------ Working data
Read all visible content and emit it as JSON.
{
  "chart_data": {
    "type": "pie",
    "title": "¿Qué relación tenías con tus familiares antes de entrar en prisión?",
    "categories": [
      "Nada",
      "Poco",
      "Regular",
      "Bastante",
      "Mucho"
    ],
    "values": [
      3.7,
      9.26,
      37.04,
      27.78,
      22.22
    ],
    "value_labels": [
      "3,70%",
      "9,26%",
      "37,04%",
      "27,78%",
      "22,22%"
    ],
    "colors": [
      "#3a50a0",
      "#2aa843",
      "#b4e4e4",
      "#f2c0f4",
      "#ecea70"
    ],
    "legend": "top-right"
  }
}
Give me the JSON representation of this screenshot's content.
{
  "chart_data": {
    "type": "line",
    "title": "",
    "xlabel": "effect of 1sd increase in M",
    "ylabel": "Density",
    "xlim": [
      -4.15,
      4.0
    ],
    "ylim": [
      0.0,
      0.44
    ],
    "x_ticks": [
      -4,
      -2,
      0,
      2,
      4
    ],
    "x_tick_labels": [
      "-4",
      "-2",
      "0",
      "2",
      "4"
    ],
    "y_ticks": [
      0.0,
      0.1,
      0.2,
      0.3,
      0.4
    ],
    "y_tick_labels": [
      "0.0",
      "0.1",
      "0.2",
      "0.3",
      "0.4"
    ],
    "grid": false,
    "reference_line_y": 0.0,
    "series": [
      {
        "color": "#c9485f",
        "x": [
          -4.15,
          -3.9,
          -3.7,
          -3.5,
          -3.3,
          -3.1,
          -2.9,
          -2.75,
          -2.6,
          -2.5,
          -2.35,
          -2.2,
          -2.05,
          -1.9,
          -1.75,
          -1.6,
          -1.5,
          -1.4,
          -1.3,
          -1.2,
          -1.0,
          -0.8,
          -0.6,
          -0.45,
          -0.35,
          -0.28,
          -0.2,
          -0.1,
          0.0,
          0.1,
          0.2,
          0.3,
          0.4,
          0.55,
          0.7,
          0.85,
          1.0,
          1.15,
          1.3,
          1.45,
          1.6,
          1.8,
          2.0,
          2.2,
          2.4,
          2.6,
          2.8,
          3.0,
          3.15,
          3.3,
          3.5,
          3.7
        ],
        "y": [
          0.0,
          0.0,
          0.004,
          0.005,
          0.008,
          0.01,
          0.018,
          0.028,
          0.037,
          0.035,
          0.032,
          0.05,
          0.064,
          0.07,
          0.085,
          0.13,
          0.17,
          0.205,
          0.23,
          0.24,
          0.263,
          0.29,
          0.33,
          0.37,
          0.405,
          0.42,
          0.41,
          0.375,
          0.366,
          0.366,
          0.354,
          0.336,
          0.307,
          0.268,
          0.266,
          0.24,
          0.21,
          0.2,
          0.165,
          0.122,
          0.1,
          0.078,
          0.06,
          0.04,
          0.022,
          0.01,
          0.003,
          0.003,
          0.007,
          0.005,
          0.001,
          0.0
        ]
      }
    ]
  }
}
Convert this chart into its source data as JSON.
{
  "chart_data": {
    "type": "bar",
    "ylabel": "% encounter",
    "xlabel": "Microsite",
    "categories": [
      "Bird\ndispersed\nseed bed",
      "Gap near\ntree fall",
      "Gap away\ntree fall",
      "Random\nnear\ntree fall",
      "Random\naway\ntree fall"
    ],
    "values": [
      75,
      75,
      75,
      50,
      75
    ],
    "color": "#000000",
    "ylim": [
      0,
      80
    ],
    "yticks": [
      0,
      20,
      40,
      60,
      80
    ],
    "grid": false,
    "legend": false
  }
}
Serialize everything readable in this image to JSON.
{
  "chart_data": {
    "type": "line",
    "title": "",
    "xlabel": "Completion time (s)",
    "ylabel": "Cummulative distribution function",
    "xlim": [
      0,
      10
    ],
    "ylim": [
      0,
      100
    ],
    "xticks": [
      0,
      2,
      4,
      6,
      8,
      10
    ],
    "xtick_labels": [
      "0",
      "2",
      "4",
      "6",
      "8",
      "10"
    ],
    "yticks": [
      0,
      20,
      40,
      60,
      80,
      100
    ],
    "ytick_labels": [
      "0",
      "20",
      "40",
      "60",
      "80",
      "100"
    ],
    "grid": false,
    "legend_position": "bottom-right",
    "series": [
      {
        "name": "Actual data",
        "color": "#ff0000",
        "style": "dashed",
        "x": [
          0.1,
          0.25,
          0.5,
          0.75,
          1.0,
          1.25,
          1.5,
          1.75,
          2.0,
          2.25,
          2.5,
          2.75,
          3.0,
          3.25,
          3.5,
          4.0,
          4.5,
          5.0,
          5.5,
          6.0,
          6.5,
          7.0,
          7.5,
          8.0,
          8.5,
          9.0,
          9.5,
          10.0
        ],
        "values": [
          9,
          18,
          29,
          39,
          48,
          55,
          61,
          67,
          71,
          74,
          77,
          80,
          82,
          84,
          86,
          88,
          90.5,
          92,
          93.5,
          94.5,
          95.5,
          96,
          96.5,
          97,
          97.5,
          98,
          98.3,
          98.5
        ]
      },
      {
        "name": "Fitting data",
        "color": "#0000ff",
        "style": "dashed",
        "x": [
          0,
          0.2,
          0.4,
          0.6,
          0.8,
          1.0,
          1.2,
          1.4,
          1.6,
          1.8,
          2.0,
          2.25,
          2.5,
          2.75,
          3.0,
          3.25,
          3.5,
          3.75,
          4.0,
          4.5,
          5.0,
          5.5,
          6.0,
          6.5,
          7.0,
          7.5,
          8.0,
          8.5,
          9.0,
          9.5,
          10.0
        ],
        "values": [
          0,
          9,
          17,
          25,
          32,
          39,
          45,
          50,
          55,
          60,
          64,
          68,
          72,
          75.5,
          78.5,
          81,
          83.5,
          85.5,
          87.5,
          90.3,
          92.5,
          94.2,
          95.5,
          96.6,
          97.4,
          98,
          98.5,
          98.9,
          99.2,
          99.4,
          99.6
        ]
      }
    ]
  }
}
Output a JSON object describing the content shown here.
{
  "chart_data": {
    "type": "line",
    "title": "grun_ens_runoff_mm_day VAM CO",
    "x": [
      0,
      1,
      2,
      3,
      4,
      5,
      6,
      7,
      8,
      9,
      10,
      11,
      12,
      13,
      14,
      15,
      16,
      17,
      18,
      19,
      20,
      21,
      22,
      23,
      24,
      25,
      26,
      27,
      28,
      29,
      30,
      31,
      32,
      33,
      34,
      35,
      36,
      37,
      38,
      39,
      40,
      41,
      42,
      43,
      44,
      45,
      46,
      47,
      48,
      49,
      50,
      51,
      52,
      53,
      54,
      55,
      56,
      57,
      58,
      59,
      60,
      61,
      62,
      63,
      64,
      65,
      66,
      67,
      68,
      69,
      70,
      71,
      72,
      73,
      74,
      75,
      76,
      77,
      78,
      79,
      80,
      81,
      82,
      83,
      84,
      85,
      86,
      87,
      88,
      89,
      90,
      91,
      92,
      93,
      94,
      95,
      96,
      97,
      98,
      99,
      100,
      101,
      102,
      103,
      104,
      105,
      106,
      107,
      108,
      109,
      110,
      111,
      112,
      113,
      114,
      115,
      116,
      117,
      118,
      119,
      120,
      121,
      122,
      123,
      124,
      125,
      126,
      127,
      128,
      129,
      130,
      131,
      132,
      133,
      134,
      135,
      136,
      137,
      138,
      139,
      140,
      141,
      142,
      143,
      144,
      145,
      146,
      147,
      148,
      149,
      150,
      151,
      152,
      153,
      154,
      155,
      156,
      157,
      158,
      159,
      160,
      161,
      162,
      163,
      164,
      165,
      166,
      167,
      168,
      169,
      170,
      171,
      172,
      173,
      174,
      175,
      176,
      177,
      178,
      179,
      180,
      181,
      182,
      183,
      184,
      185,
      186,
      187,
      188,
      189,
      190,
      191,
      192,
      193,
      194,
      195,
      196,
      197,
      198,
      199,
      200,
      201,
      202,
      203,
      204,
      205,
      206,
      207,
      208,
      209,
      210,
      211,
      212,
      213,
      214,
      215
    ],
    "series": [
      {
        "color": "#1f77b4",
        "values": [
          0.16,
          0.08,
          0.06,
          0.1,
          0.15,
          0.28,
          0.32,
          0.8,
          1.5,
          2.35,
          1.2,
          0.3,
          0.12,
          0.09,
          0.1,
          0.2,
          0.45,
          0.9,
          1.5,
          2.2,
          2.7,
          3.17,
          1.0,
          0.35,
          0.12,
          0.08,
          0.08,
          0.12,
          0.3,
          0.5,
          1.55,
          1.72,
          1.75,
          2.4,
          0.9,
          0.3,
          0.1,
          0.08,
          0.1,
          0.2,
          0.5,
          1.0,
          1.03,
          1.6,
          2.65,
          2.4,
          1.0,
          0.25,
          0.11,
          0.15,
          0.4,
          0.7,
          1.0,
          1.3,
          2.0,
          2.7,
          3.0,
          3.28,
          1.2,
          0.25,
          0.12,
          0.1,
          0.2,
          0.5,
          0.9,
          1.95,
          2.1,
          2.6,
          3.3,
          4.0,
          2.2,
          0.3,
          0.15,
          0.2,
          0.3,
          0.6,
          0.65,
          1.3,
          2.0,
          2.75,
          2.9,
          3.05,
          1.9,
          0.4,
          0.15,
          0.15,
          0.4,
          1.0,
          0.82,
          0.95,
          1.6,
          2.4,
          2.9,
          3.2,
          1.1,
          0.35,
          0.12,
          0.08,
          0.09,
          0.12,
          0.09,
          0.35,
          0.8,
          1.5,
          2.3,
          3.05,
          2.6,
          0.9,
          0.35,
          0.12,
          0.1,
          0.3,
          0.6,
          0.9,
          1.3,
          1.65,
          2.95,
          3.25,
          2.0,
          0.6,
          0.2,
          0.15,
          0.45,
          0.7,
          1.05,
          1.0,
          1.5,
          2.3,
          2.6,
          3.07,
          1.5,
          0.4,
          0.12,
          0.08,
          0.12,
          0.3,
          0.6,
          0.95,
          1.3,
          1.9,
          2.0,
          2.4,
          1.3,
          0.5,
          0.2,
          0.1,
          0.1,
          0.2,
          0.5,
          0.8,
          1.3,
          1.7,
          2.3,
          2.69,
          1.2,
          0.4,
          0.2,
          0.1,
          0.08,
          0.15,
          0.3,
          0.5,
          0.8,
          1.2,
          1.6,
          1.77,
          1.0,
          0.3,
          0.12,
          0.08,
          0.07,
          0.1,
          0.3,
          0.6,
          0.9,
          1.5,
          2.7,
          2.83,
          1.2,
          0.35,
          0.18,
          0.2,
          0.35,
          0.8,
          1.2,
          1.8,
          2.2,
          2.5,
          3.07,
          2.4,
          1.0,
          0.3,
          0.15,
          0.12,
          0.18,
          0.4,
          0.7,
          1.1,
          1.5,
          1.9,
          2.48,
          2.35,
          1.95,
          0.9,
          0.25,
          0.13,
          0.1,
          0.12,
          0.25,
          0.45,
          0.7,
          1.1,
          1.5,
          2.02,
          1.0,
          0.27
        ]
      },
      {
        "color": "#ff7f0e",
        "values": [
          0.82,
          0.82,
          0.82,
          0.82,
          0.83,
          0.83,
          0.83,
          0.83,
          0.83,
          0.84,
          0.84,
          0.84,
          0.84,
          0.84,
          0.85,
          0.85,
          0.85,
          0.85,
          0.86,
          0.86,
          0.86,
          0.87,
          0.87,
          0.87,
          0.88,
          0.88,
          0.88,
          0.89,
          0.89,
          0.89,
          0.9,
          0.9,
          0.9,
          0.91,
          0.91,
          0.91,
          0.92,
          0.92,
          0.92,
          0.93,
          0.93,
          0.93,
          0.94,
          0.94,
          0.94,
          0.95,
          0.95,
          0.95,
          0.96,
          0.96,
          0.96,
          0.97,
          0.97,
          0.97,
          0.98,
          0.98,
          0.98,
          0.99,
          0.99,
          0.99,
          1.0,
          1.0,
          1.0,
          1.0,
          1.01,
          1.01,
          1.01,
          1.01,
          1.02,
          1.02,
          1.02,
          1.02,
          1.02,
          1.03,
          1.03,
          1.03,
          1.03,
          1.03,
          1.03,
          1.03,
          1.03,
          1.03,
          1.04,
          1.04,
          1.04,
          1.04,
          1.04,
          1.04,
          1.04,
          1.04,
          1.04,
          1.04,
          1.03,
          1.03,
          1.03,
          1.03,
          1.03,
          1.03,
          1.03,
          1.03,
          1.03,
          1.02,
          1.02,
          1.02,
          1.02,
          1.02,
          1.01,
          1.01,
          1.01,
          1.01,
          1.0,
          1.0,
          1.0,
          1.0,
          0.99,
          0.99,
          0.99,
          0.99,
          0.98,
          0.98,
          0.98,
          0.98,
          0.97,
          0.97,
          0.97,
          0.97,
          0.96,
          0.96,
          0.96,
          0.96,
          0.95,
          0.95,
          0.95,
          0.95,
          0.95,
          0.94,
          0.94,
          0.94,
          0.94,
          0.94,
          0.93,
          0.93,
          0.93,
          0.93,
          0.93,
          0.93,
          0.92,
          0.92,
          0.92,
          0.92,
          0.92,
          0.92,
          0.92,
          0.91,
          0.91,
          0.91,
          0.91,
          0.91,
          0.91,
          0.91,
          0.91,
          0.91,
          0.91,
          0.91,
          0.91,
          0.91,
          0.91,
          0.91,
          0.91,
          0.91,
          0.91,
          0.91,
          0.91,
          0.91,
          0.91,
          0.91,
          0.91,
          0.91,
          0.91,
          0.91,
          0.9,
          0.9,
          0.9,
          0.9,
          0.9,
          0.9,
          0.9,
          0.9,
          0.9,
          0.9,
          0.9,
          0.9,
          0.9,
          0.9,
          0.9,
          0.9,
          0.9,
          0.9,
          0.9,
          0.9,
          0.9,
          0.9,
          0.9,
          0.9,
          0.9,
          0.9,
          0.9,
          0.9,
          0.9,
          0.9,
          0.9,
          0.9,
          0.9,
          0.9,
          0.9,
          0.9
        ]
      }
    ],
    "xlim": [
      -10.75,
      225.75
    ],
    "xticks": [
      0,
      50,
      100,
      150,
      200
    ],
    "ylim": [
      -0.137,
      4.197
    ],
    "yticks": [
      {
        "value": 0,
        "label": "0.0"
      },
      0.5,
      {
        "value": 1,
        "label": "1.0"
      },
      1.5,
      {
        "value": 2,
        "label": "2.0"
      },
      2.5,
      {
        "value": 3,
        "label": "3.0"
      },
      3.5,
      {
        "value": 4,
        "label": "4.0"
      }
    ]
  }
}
------------
Given task
Locate the word "ntree" in the records above, and return each line that has it.

Full output
      "Gap near\ntree fall",
      "Gap away\ntree fall",
      "Random\nnear\ntree fall",
      "Random\naway\ntree fall"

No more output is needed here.